Rewrite the rows from the line holding "diagnostic-settings[interactable] bbox=[665, 617, 719, 671]" through the line holding "refresh-icon bbox=[500, 637, 514, 651]", both included, swapping every "Hello" for "Hi" and leaving everything else as it is.
──────
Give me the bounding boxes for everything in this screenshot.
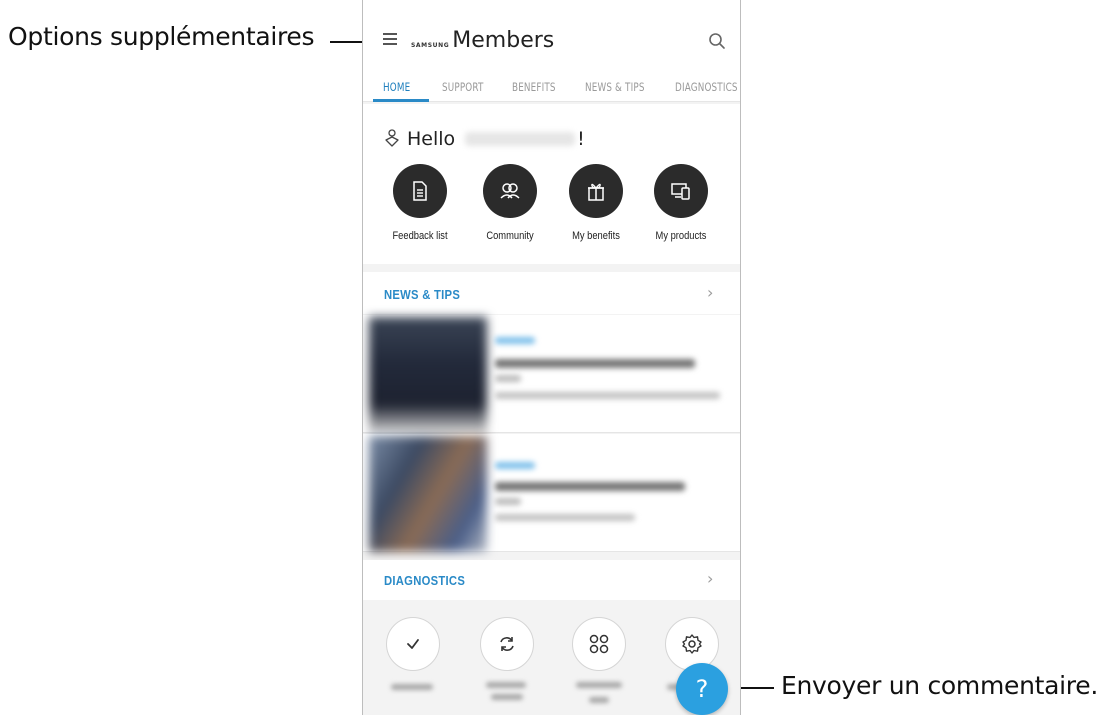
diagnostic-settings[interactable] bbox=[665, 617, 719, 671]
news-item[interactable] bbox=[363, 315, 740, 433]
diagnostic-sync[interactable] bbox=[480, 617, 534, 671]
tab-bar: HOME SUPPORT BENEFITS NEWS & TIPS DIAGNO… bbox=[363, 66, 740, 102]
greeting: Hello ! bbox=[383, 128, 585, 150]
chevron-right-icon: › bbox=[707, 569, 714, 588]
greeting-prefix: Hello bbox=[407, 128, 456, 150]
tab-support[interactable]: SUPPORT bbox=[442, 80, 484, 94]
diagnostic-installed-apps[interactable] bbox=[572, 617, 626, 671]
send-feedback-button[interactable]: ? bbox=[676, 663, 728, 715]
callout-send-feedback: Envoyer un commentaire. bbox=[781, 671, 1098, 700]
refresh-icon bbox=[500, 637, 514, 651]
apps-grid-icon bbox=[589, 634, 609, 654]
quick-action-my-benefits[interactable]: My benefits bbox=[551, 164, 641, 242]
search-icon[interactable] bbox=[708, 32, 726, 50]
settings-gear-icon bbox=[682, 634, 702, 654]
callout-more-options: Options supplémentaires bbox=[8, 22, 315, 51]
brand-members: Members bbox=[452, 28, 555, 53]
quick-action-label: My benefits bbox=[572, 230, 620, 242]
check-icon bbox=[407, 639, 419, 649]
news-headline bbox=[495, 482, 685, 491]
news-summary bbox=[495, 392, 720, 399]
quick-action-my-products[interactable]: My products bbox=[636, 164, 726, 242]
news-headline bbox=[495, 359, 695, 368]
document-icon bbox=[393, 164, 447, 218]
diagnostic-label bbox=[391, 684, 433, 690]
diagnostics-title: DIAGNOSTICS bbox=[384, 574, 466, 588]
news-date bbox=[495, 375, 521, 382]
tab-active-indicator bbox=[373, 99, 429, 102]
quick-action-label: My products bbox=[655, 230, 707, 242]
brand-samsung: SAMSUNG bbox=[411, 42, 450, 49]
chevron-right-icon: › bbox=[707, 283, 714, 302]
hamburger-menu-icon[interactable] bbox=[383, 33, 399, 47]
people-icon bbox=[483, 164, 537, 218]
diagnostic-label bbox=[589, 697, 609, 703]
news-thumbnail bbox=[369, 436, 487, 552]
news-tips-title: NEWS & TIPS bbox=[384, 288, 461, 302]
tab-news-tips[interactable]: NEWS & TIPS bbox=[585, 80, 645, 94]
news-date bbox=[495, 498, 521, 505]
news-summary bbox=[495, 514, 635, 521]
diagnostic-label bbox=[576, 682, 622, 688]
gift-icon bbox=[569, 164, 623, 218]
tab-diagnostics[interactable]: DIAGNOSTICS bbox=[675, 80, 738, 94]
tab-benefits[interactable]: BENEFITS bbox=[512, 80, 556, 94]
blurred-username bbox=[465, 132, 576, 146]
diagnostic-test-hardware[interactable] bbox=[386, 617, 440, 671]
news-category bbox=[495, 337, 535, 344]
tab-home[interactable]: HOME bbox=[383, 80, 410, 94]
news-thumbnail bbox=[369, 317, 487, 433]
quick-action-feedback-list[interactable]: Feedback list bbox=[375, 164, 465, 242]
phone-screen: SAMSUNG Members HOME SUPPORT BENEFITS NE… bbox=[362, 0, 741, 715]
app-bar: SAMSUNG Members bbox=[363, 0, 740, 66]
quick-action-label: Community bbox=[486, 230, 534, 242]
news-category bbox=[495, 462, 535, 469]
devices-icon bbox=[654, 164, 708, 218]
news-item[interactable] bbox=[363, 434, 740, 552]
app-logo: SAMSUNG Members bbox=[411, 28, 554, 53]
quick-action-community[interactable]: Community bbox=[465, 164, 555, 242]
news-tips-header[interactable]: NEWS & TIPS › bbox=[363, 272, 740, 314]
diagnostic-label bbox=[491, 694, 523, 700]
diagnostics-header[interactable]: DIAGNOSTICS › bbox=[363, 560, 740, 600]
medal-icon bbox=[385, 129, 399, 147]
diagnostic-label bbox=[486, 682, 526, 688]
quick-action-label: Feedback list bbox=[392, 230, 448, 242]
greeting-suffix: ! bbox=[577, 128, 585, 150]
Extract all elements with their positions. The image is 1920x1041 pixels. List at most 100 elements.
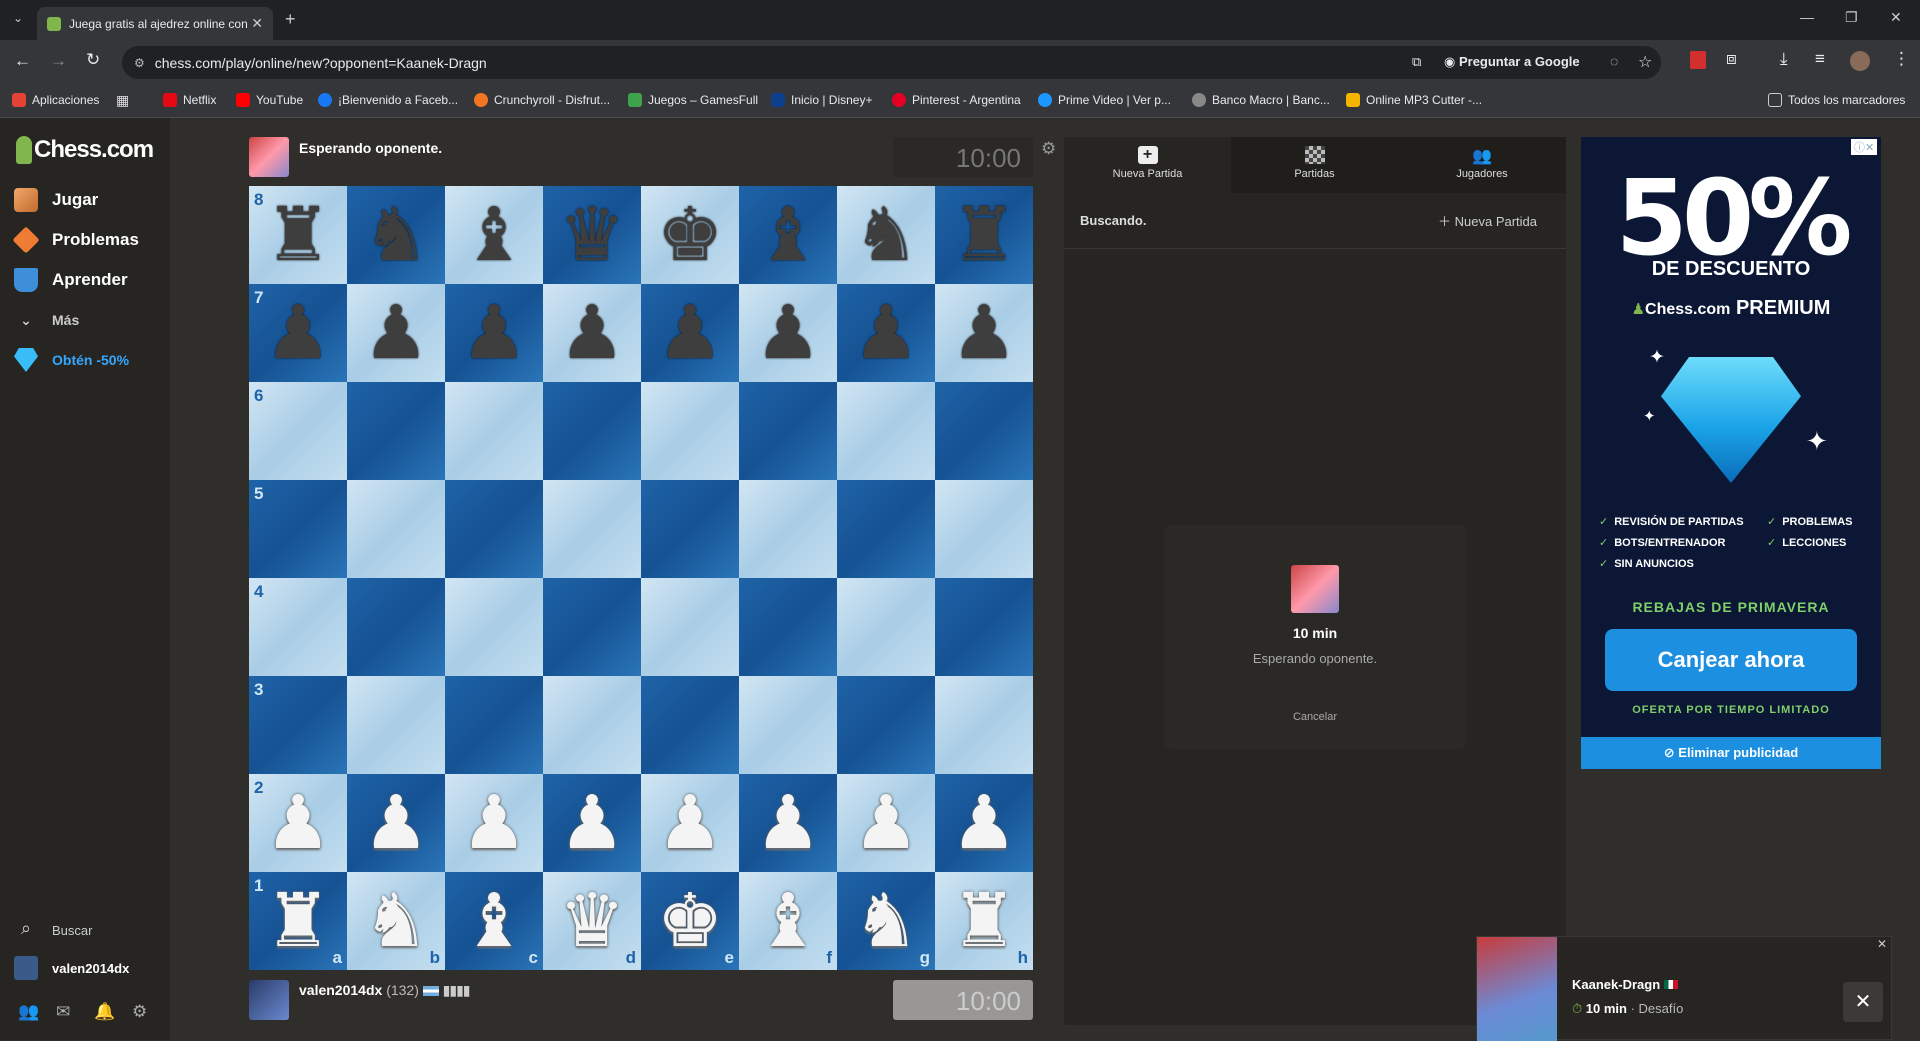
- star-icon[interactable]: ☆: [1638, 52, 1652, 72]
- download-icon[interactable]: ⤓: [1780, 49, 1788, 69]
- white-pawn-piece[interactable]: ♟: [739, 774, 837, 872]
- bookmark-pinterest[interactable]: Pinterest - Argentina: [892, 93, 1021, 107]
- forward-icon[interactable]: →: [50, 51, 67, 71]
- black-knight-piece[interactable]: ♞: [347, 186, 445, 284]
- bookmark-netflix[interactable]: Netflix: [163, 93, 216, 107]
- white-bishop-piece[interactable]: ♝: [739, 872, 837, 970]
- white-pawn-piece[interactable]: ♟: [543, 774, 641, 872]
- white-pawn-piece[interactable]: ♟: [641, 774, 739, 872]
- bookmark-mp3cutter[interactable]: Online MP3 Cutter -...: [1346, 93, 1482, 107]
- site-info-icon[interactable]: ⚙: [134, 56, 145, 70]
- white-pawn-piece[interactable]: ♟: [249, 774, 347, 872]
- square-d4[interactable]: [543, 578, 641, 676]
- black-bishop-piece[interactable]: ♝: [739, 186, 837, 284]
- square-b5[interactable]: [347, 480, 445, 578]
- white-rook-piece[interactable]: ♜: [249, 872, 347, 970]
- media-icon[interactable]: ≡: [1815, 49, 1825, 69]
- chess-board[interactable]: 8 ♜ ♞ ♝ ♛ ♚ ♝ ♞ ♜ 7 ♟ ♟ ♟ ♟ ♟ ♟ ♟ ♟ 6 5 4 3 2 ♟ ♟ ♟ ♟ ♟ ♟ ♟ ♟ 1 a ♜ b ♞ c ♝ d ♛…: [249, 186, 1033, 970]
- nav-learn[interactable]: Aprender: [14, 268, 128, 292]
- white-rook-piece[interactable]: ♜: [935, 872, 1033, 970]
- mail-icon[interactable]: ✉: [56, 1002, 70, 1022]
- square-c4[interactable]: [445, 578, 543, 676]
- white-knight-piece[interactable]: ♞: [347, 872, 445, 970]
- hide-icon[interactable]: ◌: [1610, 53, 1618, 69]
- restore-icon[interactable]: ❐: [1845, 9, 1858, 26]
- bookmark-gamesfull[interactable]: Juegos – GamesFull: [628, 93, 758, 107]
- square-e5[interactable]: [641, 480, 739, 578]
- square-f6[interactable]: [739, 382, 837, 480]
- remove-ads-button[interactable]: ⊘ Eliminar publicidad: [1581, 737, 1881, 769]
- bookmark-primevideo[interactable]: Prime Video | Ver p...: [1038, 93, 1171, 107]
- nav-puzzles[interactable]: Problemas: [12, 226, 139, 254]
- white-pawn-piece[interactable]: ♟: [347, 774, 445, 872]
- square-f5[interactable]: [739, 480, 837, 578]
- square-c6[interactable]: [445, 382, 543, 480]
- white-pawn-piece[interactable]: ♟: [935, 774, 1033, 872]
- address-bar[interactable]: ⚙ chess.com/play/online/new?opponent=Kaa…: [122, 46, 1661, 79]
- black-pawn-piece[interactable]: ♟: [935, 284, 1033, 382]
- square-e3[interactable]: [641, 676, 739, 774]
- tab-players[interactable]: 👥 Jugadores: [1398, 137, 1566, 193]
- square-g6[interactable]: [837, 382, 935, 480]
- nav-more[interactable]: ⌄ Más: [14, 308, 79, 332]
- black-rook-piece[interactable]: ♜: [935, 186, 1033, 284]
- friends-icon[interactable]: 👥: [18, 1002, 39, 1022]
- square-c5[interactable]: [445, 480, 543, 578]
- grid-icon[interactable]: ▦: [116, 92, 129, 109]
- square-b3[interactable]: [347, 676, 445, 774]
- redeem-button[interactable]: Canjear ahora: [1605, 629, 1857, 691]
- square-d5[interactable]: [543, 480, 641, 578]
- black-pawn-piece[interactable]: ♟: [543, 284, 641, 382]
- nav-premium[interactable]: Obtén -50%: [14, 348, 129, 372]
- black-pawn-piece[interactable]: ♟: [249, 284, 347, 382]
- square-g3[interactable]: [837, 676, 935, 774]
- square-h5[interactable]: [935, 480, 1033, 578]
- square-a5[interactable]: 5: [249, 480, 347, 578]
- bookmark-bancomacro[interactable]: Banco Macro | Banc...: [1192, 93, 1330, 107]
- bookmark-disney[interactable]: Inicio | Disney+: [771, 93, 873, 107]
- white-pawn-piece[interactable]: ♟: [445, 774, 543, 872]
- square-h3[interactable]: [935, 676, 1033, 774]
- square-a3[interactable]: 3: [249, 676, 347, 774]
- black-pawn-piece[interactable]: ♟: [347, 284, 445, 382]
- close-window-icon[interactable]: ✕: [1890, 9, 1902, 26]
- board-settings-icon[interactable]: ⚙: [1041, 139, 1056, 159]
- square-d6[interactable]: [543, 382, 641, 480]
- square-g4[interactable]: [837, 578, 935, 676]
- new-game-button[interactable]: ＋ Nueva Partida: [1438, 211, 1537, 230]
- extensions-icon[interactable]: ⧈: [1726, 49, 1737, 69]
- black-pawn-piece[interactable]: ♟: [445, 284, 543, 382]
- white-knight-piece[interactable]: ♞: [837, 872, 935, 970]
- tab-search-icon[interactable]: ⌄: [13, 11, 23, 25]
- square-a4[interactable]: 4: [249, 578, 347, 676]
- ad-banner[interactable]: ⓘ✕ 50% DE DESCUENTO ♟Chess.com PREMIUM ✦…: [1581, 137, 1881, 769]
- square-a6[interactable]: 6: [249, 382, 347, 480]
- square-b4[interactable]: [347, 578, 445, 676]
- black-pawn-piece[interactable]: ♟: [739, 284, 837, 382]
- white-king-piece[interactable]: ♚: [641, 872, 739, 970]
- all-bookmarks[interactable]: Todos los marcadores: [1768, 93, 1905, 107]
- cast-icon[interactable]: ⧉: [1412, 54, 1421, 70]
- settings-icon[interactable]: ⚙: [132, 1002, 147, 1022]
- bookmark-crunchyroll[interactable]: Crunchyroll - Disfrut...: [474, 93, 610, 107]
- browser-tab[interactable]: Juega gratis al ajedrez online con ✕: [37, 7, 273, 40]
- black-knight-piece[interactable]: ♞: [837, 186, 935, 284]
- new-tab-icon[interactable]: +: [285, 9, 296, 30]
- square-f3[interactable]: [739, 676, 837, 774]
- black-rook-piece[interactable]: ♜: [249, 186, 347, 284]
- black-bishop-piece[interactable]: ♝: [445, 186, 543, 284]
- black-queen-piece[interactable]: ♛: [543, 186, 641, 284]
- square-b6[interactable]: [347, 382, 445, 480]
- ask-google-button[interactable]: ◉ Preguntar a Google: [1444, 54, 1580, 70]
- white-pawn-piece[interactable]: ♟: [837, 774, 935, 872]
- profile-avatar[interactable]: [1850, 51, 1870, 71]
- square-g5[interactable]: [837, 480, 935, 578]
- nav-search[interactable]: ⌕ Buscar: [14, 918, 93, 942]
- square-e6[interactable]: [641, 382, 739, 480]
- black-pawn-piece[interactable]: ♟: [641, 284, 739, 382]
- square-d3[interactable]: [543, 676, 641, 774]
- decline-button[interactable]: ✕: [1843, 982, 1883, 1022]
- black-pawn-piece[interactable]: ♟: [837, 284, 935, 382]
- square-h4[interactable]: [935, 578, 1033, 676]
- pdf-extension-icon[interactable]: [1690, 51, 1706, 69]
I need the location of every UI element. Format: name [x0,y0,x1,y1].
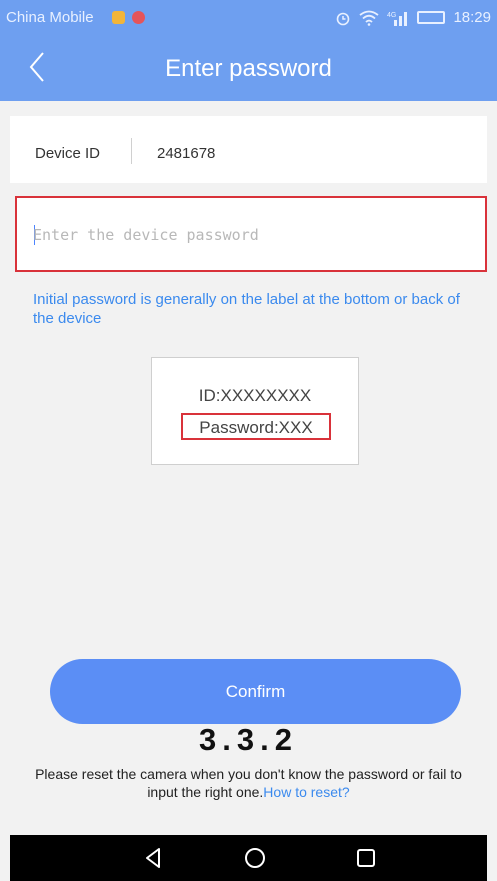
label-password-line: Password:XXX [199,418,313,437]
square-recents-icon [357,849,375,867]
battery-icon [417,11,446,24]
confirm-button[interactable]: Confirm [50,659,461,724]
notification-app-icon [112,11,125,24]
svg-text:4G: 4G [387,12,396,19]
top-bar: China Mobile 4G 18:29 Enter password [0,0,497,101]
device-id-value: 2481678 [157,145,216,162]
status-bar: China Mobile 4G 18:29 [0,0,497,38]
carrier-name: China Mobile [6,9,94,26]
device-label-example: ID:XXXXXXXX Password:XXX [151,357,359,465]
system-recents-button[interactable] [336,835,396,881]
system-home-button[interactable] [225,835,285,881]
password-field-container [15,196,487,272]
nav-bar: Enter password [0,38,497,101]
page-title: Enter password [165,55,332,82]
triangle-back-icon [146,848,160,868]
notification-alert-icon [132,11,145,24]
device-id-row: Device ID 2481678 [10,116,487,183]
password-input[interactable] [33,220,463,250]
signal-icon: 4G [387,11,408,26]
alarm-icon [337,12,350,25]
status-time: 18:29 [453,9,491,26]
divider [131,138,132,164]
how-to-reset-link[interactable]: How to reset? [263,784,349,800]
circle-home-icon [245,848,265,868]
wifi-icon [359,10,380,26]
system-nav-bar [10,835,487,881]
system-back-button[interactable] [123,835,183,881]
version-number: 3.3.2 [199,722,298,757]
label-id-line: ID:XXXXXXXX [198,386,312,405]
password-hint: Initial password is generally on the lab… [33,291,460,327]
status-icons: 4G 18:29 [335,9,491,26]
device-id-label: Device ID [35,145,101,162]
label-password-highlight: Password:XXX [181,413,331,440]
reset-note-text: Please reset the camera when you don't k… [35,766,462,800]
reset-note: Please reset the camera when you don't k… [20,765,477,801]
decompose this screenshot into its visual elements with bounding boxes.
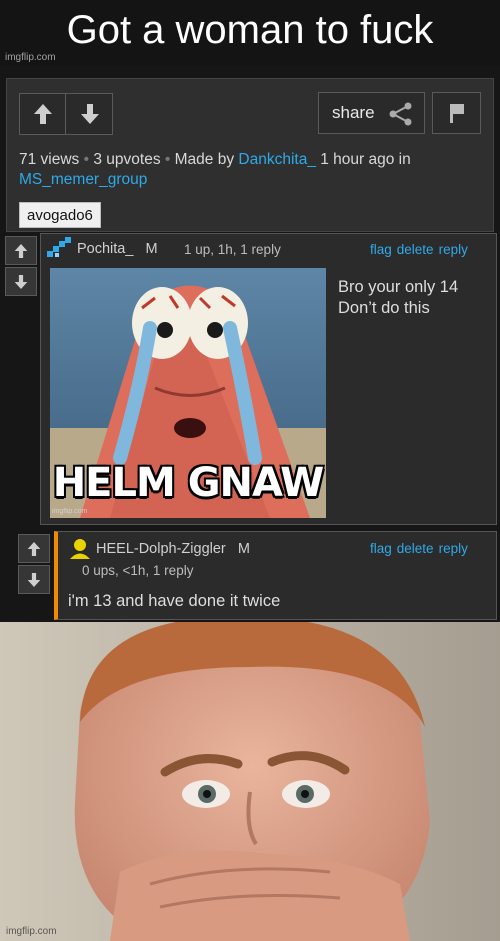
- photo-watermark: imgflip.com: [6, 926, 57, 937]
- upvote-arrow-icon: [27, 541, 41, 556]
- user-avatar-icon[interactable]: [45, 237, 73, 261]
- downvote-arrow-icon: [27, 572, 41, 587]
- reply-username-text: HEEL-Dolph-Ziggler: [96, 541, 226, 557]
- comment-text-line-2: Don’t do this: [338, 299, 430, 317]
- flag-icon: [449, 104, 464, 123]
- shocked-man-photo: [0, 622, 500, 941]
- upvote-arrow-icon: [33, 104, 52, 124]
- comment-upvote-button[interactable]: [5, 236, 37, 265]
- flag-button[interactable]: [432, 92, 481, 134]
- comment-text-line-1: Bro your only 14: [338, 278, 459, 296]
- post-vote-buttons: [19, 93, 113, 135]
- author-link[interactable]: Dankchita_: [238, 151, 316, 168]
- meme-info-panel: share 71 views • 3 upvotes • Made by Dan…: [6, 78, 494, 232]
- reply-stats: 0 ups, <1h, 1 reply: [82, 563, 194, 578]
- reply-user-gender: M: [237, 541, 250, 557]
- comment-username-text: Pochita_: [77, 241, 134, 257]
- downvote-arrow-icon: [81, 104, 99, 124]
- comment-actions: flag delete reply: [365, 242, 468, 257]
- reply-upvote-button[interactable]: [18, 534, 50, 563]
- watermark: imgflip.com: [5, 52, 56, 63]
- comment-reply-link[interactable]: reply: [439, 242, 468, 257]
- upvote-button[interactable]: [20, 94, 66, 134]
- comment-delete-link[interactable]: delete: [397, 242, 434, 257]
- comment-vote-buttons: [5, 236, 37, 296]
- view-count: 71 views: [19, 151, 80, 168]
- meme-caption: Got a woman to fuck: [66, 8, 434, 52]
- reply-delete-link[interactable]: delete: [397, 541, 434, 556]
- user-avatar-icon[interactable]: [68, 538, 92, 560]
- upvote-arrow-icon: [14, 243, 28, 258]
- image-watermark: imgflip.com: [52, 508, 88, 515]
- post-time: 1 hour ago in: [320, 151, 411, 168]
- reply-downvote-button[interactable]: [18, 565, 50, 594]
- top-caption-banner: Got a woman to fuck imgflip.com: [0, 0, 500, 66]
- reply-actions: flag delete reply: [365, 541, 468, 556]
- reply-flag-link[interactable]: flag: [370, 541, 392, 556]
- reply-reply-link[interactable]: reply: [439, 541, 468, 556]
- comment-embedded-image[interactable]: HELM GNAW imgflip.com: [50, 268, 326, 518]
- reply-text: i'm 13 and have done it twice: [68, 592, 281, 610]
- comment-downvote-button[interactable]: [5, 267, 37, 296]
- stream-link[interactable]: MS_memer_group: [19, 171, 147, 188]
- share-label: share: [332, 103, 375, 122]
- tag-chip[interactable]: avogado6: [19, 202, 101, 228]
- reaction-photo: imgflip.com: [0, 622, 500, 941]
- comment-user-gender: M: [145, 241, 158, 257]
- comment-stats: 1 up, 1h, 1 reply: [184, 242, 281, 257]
──────
▶ [SOLUTION FOR THIS TASK]:
diagnostic-settings[interactable] bbox=[665, 617, 719, 671]
news-item[interactable] bbox=[363, 315, 740, 433]
diagnostic-sync[interactable] bbox=[480, 617, 534, 671]
tab-bar: HOME SUPPORT BENEFITS NEWS & TIPS DIAGNO… bbox=[363, 66, 740, 102]
greeting: Hi ! bbox=[383, 128, 585, 150]
chevron-right-icon: › bbox=[707, 569, 714, 588]
greeting-prefix: Hi bbox=[407, 128, 456, 150]
tab-support[interactable]: SUPPORT bbox=[442, 80, 484, 94]
diagnostic-installed-apps[interactable] bbox=[572, 617, 626, 671]
send-feedback-button[interactable]: ? bbox=[676, 663, 728, 715]
callout-send-feedback: Envoyer un commentaire. bbox=[781, 671, 1098, 700]
refresh-icon bbox=[500, 637, 514, 651]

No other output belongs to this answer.